Task statement:
Going through the material below, please gather all lines with the word "style" in them.

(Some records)
* START *
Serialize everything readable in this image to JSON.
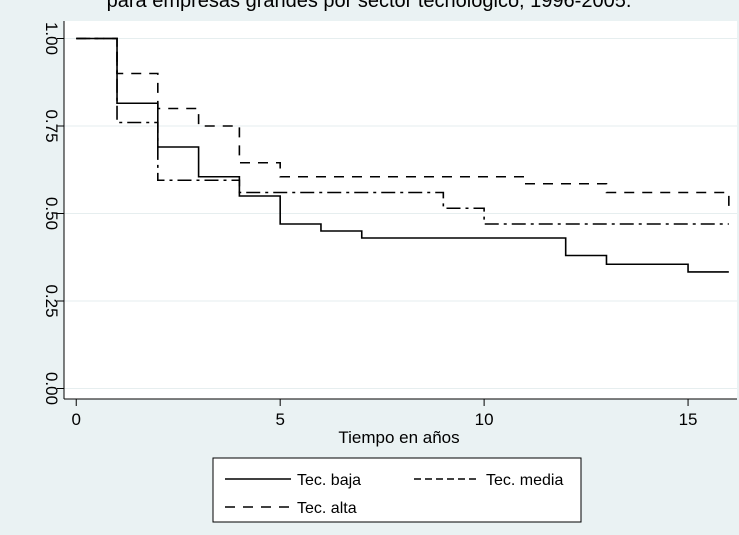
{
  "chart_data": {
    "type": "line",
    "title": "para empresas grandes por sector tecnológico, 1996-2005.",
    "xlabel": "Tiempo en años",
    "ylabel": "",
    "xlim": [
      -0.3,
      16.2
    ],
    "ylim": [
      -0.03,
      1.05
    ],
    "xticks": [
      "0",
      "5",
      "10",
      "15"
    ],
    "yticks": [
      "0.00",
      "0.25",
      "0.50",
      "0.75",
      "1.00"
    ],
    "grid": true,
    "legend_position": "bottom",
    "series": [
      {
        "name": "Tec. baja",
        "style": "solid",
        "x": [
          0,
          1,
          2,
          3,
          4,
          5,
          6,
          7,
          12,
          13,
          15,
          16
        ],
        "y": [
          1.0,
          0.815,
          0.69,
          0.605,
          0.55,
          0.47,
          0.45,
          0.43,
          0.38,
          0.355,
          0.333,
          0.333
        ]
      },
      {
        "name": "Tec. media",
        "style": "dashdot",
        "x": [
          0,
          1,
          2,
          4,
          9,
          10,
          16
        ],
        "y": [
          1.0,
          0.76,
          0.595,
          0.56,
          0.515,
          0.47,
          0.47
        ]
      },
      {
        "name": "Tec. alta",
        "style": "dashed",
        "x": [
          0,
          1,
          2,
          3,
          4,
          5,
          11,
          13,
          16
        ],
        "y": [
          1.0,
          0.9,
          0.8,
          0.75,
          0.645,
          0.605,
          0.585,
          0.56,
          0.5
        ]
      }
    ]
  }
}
* END *
Exercise solution:
        "style": "solid",
        "style": "dashdot",
        "style": "dashed",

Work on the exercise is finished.